[Dataset entries]:
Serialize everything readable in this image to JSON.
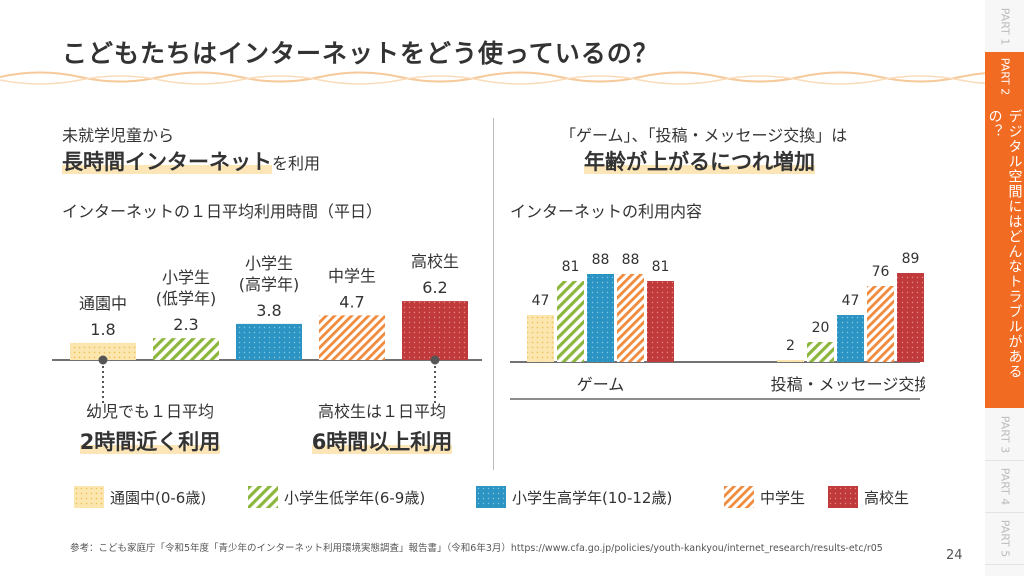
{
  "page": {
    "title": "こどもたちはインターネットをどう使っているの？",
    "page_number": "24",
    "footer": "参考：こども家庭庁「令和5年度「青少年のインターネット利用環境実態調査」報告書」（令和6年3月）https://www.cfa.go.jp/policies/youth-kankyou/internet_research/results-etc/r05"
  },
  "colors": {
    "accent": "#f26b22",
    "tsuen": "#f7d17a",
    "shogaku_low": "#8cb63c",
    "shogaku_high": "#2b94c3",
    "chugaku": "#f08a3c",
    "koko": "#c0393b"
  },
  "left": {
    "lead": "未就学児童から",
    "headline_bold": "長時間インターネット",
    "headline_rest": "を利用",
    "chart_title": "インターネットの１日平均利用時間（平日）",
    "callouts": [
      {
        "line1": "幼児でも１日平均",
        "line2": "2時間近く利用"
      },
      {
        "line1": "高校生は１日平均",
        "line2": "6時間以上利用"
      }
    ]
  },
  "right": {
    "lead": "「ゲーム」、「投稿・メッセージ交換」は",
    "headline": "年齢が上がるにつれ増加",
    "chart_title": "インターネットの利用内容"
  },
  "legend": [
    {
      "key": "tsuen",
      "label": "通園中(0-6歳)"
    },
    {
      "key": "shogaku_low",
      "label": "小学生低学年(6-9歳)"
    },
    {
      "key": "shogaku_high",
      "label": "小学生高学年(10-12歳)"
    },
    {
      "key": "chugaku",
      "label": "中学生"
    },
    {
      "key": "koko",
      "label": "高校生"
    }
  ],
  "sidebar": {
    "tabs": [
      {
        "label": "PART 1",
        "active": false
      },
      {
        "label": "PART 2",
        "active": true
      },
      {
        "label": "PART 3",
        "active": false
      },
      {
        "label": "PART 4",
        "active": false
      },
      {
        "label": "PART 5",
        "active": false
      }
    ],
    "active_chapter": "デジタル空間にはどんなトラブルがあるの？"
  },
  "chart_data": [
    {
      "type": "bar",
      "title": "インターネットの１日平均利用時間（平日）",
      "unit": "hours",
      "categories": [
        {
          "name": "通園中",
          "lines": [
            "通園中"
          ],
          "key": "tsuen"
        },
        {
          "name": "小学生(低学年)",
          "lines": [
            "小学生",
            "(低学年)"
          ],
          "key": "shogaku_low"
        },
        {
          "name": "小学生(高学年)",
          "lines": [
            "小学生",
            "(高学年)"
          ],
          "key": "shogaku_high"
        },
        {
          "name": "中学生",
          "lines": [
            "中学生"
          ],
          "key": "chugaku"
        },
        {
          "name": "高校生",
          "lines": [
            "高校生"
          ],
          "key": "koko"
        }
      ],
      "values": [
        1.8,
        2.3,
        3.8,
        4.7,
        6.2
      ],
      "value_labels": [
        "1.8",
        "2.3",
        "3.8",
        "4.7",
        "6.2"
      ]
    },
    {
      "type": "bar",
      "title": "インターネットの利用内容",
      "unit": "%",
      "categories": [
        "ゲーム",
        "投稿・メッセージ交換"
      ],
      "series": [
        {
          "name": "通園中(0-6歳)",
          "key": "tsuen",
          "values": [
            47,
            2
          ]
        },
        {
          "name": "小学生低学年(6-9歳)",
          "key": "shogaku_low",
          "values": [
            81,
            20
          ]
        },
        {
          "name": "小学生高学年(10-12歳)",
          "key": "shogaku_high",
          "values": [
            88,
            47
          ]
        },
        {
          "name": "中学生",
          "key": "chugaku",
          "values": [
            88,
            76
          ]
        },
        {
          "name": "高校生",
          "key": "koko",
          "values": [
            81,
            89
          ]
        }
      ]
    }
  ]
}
* * *
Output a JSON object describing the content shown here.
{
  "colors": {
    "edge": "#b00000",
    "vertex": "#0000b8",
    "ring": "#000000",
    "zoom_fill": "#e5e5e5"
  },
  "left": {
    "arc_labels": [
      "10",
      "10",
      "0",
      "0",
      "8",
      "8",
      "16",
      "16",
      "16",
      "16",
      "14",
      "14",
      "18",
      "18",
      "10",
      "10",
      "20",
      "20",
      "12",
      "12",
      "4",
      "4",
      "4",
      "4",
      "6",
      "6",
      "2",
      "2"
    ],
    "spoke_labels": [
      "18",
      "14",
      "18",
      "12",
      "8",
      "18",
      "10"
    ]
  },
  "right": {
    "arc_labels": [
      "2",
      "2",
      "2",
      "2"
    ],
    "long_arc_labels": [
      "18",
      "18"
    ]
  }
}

[The problem]: Gather every line from the entries above where the word "JSON" appears, and copy them.

[Exercise result]:
Serialize everything readable in this image to JSON.
Output a JSON object describing the content shown here.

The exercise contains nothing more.